• [Direction]: Identify every line in the records below that contains the word "Временные", and copy each of those lines.

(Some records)
··········

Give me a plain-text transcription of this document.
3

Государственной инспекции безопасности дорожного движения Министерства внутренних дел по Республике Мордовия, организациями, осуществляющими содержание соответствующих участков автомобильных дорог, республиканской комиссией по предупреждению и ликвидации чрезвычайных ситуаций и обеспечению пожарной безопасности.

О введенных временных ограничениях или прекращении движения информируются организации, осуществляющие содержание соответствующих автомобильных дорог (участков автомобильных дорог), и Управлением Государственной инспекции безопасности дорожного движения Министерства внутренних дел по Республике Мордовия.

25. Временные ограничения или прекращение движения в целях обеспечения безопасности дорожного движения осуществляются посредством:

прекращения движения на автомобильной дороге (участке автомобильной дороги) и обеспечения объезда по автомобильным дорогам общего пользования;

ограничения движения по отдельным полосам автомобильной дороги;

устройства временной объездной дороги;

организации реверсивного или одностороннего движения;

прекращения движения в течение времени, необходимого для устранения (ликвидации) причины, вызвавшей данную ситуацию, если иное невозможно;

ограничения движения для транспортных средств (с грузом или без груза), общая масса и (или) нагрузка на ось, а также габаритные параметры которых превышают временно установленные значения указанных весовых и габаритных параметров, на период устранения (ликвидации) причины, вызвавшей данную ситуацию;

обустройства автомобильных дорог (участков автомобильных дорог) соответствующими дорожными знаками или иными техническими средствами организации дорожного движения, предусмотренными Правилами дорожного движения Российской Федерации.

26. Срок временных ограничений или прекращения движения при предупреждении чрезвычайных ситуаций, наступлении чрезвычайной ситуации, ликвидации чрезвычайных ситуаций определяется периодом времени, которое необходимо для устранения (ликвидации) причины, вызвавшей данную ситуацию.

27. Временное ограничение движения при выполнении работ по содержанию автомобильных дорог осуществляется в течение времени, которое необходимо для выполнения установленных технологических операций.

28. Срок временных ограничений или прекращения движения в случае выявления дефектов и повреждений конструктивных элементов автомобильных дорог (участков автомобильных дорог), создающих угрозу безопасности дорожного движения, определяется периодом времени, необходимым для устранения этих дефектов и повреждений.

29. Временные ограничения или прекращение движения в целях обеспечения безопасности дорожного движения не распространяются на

··········

• [Correct output]:
25. Временные ограничения или прекращение движения в целях обеспечения безопасности дорожного движения осуществляются посредством:
29. Временные ограничения или прекращение движения в целях обеспечения безопасности дорожного движения не распространяются на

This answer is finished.